* [What to do]: How many lines in the listing below contain the word "South"? Reply with the number alone.

** Start Data provided **

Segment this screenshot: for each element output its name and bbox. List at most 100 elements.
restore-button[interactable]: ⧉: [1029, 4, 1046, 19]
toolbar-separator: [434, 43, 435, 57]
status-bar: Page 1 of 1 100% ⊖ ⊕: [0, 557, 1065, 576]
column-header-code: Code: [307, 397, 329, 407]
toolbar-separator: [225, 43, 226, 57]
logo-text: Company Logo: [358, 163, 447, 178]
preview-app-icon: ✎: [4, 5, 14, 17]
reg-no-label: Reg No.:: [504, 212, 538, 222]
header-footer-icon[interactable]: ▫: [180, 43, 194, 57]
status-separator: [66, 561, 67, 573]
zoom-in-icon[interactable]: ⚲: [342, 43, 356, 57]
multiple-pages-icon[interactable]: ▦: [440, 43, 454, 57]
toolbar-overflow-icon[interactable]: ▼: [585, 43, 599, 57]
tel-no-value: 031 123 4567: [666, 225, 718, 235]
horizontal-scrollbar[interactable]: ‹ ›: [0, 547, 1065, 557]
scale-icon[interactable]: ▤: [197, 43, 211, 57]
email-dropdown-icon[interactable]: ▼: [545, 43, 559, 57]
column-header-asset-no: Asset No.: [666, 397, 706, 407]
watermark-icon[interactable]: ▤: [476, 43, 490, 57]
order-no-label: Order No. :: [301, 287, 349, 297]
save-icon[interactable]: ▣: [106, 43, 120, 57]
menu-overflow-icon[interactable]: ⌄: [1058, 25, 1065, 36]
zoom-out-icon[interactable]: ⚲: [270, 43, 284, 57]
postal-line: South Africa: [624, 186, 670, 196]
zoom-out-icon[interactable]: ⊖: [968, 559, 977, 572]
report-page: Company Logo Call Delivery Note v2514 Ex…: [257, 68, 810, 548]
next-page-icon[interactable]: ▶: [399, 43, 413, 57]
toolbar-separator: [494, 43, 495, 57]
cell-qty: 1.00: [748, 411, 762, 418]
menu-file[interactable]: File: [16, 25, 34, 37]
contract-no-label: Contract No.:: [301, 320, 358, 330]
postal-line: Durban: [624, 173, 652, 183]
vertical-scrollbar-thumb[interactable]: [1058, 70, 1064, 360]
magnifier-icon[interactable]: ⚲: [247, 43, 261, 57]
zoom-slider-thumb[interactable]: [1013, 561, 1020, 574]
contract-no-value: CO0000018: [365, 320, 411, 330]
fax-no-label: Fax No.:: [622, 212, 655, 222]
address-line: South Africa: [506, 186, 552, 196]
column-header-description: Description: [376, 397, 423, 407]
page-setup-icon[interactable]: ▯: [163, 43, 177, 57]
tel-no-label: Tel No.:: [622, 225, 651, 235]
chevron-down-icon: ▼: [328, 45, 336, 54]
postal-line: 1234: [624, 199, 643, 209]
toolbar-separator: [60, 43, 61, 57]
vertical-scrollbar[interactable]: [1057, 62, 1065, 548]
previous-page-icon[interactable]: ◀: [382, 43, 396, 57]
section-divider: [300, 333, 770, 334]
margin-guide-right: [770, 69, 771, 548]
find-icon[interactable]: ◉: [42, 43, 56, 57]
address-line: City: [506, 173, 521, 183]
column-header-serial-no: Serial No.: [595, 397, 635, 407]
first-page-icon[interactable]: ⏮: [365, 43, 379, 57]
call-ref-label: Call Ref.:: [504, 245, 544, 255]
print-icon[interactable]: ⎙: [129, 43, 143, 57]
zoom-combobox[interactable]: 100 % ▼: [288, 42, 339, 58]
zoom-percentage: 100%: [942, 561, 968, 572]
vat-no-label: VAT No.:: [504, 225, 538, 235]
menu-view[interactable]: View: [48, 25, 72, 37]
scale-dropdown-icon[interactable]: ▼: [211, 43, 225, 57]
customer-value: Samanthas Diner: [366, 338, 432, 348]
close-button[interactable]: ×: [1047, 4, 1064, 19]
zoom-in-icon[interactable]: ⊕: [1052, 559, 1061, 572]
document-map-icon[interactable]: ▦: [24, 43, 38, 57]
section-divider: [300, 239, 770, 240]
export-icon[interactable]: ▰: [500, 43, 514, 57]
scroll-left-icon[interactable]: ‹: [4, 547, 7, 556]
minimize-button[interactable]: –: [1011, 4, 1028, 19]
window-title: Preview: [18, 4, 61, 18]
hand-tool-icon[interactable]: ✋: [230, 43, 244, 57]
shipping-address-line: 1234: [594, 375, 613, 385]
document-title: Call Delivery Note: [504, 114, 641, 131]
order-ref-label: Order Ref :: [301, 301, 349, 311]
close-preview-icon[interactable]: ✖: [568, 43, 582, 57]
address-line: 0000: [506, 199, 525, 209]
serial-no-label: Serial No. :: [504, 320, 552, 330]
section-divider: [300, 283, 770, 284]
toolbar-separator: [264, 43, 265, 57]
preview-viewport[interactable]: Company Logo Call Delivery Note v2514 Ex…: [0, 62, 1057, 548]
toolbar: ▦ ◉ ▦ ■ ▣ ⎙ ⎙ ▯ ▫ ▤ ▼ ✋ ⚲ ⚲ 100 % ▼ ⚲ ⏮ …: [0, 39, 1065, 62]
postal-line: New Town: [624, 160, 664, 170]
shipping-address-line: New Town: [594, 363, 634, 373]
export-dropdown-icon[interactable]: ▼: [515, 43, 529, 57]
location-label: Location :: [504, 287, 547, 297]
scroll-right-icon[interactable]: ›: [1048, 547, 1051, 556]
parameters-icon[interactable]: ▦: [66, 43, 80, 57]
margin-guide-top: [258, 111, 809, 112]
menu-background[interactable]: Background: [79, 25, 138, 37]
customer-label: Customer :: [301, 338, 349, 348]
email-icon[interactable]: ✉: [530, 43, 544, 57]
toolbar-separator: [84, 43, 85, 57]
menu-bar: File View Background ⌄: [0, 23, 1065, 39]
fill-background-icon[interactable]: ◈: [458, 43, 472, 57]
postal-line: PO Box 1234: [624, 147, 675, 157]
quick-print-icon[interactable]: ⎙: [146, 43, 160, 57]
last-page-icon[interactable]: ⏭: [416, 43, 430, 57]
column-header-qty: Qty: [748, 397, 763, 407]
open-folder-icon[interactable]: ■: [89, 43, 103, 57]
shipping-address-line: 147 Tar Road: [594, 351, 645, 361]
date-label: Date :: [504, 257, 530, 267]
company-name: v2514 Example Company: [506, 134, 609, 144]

** End Data provided **

* [Exercise output]: 2